Problem to work on »
Copy all of the material below exactly.

Excerpted data »
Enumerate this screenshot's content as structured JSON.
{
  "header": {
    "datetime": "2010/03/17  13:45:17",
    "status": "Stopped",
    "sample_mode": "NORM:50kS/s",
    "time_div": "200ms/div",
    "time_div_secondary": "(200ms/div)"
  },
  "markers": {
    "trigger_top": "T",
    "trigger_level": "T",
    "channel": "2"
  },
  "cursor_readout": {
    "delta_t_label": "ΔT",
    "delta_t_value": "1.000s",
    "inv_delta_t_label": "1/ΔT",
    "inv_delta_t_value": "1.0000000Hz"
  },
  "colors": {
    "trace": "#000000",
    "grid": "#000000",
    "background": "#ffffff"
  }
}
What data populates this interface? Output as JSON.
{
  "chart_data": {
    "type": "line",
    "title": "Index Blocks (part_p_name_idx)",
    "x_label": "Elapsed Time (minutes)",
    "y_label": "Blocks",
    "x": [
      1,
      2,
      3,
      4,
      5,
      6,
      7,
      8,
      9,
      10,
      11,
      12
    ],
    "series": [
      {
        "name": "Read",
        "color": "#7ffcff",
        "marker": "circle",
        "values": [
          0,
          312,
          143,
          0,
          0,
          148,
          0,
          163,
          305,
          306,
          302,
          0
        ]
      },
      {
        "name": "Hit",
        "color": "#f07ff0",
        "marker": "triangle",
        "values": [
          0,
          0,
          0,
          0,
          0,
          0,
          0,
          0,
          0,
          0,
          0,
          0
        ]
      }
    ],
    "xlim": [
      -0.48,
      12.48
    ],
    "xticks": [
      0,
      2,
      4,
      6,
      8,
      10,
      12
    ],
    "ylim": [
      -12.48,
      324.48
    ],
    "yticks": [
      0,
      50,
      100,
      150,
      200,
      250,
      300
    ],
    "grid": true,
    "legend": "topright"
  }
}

Task answer »
Enumerate this screenshot's content as structured JSON.
{
  "header": {
    "datetime": "2010/03/17  13:45:17",
    "status": "Stopped",
    "sample_mode": "NORM:50kS/s",
    "time_div": "200ms/div",
    "time_div_secondary": "(200ms/div)"
  },
  "markers": {
    "trigger_top": "T",
    "trigger_level": "T",
    "channel": "2"
  },
  "cursor_readout": {
    "delta_t_label": "ΔT",
    "delta_t_value": "1.000s",
    "inv_delta_t_label": "1/ΔT",
    "inv_delta_t_value": "1.0000000Hz"
  },
  "colors": {
    "trace": "#000000",
    "grid": "#000000",
    "background": "#ffffff"
  }
}
What data populates this interface? Output as JSON.
{
  "chart_data": {
    "type": "line",
    "title": "Index Blocks (part_p_name_idx)",
    "x_label": "Elapsed Time (minutes)",
    "y_label": "Blocks",
    "x": [
      1,
      2,
      3,
      4,
      5,
      6,
      7,
      8,
      9,
      10,
      11,
      12
    ],
    "series": [
      {
        "name": "Read",
        "color": "#7ffcff",
        "marker": "circle",
        "values": [
          0,
          312,
          143,
          0,
          0,
          148,
          0,
          163,
          305,
          306,
          302,
          0
        ]
      },
      {
        "name": "Hit",
        "color": "#f07ff0",
        "marker": "triangle",
        "values": [
          0,
          0,
          0,
          0,
          0,
          0,
          0,
          0,
          0,
          0,
          0,
          0
        ]
      }
    ],
    "xlim": [
      -0.48,
      12.48
    ],
    "xticks": [
      0,
      2,
      4,
      6,
      8,
      10,
      12
    ],
    "ylim": [
      -12.48,
      324.48
    ],
    "yticks": [
      0,
      50,
      100,
      150,
      200,
      250,
      300
    ],
    "grid": true,
    "legend": "topright"
  }
}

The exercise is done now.